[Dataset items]
↓
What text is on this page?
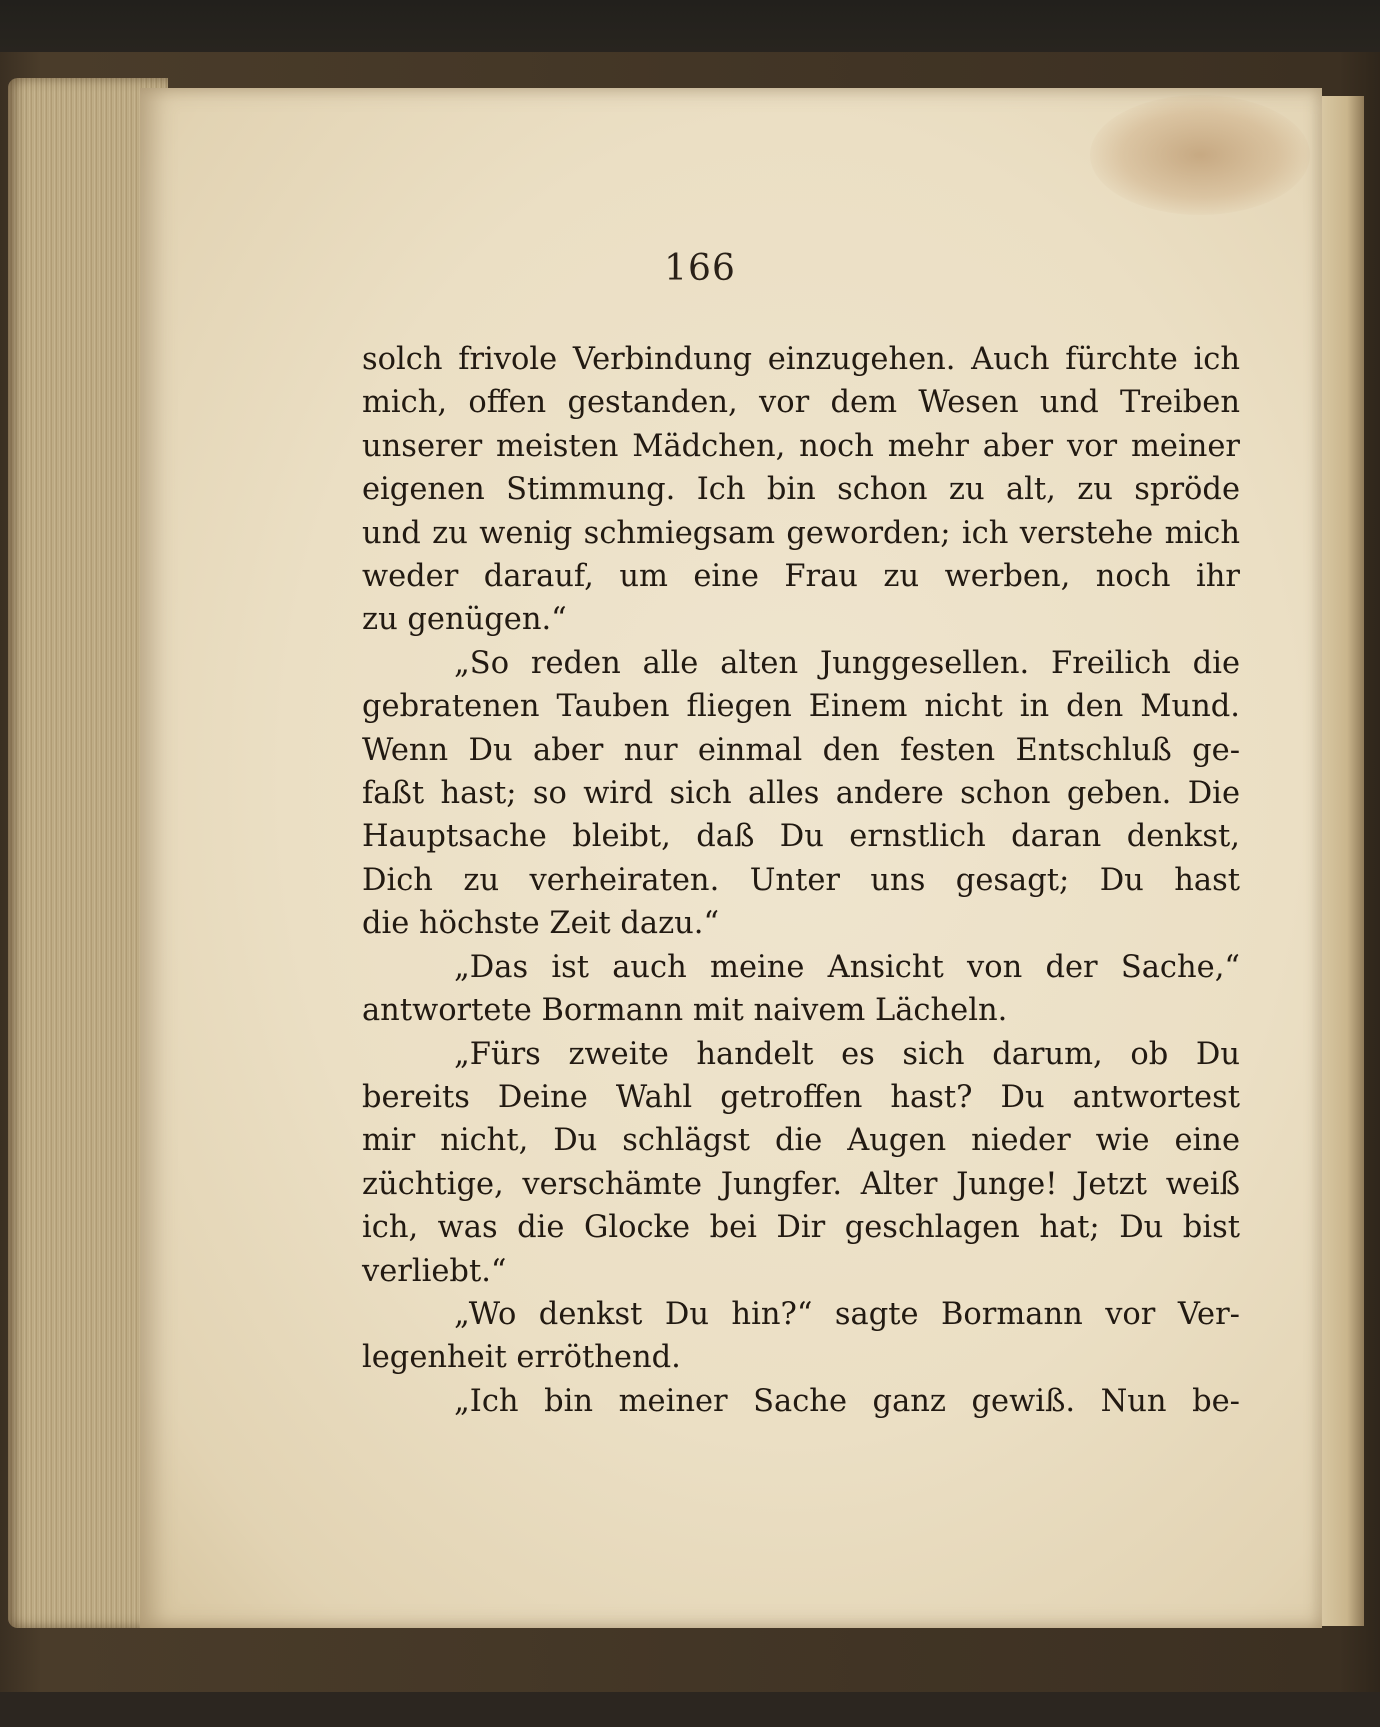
166
solch frivole Verbindung einzugehen. Auch fürchte ich
mich, offen gestanden, vor dem Wesen und Treiben
unserer meisten Mädchen, noch mehr aber vor meiner
eigenen Stimmung. Ich bin schon zu alt, zu spröde
und zu wenig schmiegsam geworden; ich verstehe mich
weder darauf, um eine Frau zu werben, noch ihr
zu genügen.“
„So reden alle alten Junggesellen. Freilich die
gebratenen Tauben fliegen Einem nicht in den Mund.
Wenn Du aber nur einmal den festen Entschluß ge-
faßt hast; so wird sich alles andere schon geben. Die
Hauptsache bleibt, daß Du ernstlich daran denkst,
Dich zu verheiraten. Unter uns gesagt; Du hast
die höchste Zeit dazu.“
„Das ist auch meine Ansicht von der Sache,“
antwortete Bormann mit naivem Lächeln.
„Fürs zweite handelt es sich darum, ob Du
bereits Deine Wahl getroffen hast? Du antwortest
mir nicht, Du schlägst die Augen nieder wie eine
züchtige, verschämte Jungfer. Alter Junge! Jetzt weiß
ich, was die Glocke bei Dir geschlagen hat; Du bist
verliebt.“
„Wo denkst Du hin?“ sagte Bormann vor Ver-
legenheit erröthend.
„Ich bin meiner Sache ganz gewiß. Nun be-
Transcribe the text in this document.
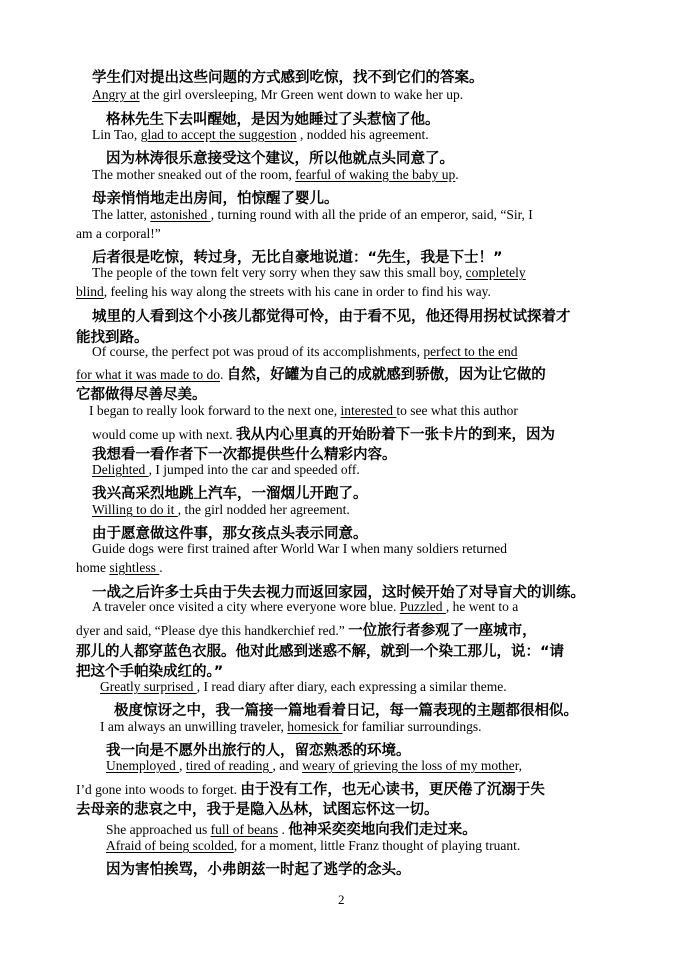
2
学生们对提出这些问题的方式感到吃惊，找不到它们的答案。
Angry at the girl oversleeping, Mr Green went down to wake her up.
格林先生下去叫醒她，是因为她睡过了头惹恼了他。
Lin Tao, glad to accept the suggestion , nodded his agreement.
因为林涛很乐意接受这个建议，所以他就点头同意了。
The mother sneaked out of the room, fearful of waking the baby up.
母亲悄悄地走出房间，怕惊醒了婴儿。
The latter, astonished , turning round with all the pride of an emperor, said, “Sir, I
am a corporal!”
后者很是吃惊，转过身，无比自豪地说道：“先生，我是下士！”
The people of the town felt very sorry when they saw this small boy, completely
blind, feeling his way along the streets with his cane in order to find his way.
城里的人看到这个小孩儿都觉得可怜，由于看不见，他还得用拐杖试探着才
能找到路。
Of course, the perfect pot was proud of its accomplishments, perfect to the end
for what it was made to do. 自然，好罐为自己的成就感到骄傲，因为让它做的
它都做得尽善尽美。
I began to really look forward to the next one, interested to see what this author
would come up with next. 我从内心里真的开始盼着下一张卡片的到来，因为
我想看一看作者下一次都提供些什么精彩内容。
Delighted , I jumped into the car and speeded off.
我兴高采烈地跳上汽车，一溜烟儿开跑了。
Willing to do it , the girl nodded her agreement.
由于愿意做这件事，那女孩点头表示同意。
Guide dogs were first trained after World War I when many soldiers returned
home sightless .
一战之后许多士兵由于失去视力而返回家园，这时候开始了对导盲犬的训练。
A traveler once visited a city where everyone wore blue. Puzzled , he went to a
dyer and said, “Please dye this handkerchief red.” 一位旅行者参观了一座城市，
那儿的人都穿蓝色衣服。他对此感到迷惑不解，就到一个染工那儿，说：“请
把这个手帕染成红的。”
Greatly surprised , I read diary after diary, each expressing a similar theme.
极度惊讶之中，我一篇接一篇地看着日记，每一篇表现的主题都很相似。
I am always an unwilling traveler, homesick for familiar surroundings.
我一向是不愿外出旅行的人，留恋熟悉的环境。
Unemployed , tired of reading , and weary of grieving the loss of my mother,
I’d gone into woods to forget. 由于没有工作，也无心读书，更厌倦了沉溺于失
去母亲的悲哀之中，我于是隐入丛林，试图忘怀这一切。
She approached us full of beans . 他神采奕奕地向我们走过来。
Afraid of being scolded, for a moment, little Franz thought of playing truant.
因为害怕挨骂，小弗朗兹一时起了逃学的念头。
↑
**Description of the task**: Make an exact copy of the data above, pictures excluded.

**Exercise solution**:
What text is on this page?
166
solch frivole Verbindung einzugehen. Auch fürchte ich
mich, offen gestanden, vor dem Wesen und Treiben
unserer meisten Mädchen, noch mehr aber vor meiner
eigenen Stimmung. Ich bin schon zu alt, zu spröde
und zu wenig schmiegsam geworden; ich verstehe mich
weder darauf, um eine Frau zu werben, noch ihr
zu genügen.“
„So reden alle alten Junggesellen. Freilich die
gebratenen Tauben fliegen Einem nicht in den Mund.
Wenn Du aber nur einmal den festen Entschluß ge-
faßt hast; so wird sich alles andere schon geben. Die
Hauptsache bleibt, daß Du ernstlich daran denkst,
Dich zu verheiraten. Unter uns gesagt; Du hast
die höchste Zeit dazu.“
„Das ist auch meine Ansicht von der Sache,“
antwortete Bormann mit naivem Lächeln.
„Fürs zweite handelt es sich darum, ob Du
bereits Deine Wahl getroffen hast? Du antwortest
mir nicht, Du schlägst die Augen nieder wie eine
züchtige, verschämte Jungfer. Alter Junge! Jetzt weiß
ich, was die Glocke bei Dir geschlagen hat; Du bist
verliebt.“
„Wo denkst Du hin?“ sagte Bormann vor Ver-
legenheit erröthend.
„Ich bin meiner Sache ganz gewiß. Nun be-
Transcribe the text in this document.
2
学生们对提出这些问题的方式感到吃惊，找不到它们的答案。
Angry at the girl oversleeping, Mr Green went down to wake her up.
格林先生下去叫醒她，是因为她睡过了头惹恼了他。
Lin Tao, glad to accept the suggestion , nodded his agreement.
因为林涛很乐意接受这个建议，所以他就点头同意了。
The mother sneaked out of the room, fearful of waking the baby up.
母亲悄悄地走出房间，怕惊醒了婴儿。
The latter, astonished , turning round with all the pride of an emperor, said, “Sir, I
am a corporal!”
后者很是吃惊，转过身，无比自豪地说道：“先生，我是下士！”
The people of the town felt very sorry when they saw this small boy, completely
blind, feeling his way along the streets with his cane in order to find his way.
城里的人看到这个小孩儿都觉得可怜，由于看不见，他还得用拐杖试探着才
能找到路。
Of course, the perfect pot was proud of its accomplishments, perfect to the end
for what it was made to do. 自然，好罐为自己的成就感到骄傲，因为让它做的
它都做得尽善尽美。
I began to really look forward to the next one, interested to see what this author
would come up with next. 我从内心里真的开始盼着下一张卡片的到来，因为
我想看一看作者下一次都提供些什么精彩内容。
Delighted , I jumped into the car and speeded off.
我兴高采烈地跳上汽车，一溜烟儿开跑了。
Willing to do it , the girl nodded her agreement.
由于愿意做这件事，那女孩点头表示同意。
Guide dogs were first trained after World War I when many soldiers returned
home sightless .
一战之后许多士兵由于失去视力而返回家园，这时候开始了对导盲犬的训练。
A traveler once visited a city where everyone wore blue. Puzzled , he went to a
dyer and said, “Please dye this handkerchief red.” 一位旅行者参观了一座城市，
那儿的人都穿蓝色衣服。他对此感到迷惑不解，就到一个染工那儿，说：“请
把这个手帕染成红的。”
Greatly surprised , I read diary after diary, each expressing a similar theme.
极度惊讶之中，我一篇接一篇地看着日记，每一篇表现的主题都很相似。
I am always an unwilling traveler, homesick for familiar surroundings.
我一向是不愿外出旅行的人，留恋熟悉的环境。
Unemployed , tired of reading , and weary of grieving the loss of my mother,
I’d gone into woods to forget. 由于没有工作，也无心读书，更厌倦了沉溺于失
去母亲的悲哀之中，我于是隐入丛林，试图忘怀这一切。
She approached us full of beans . 他神采奕奕地向我们走过来。
Afraid of being scolded, for a moment, little Franz thought of playing truant.
因为害怕挨骂，小弗朗兹一时起了逃学的念头。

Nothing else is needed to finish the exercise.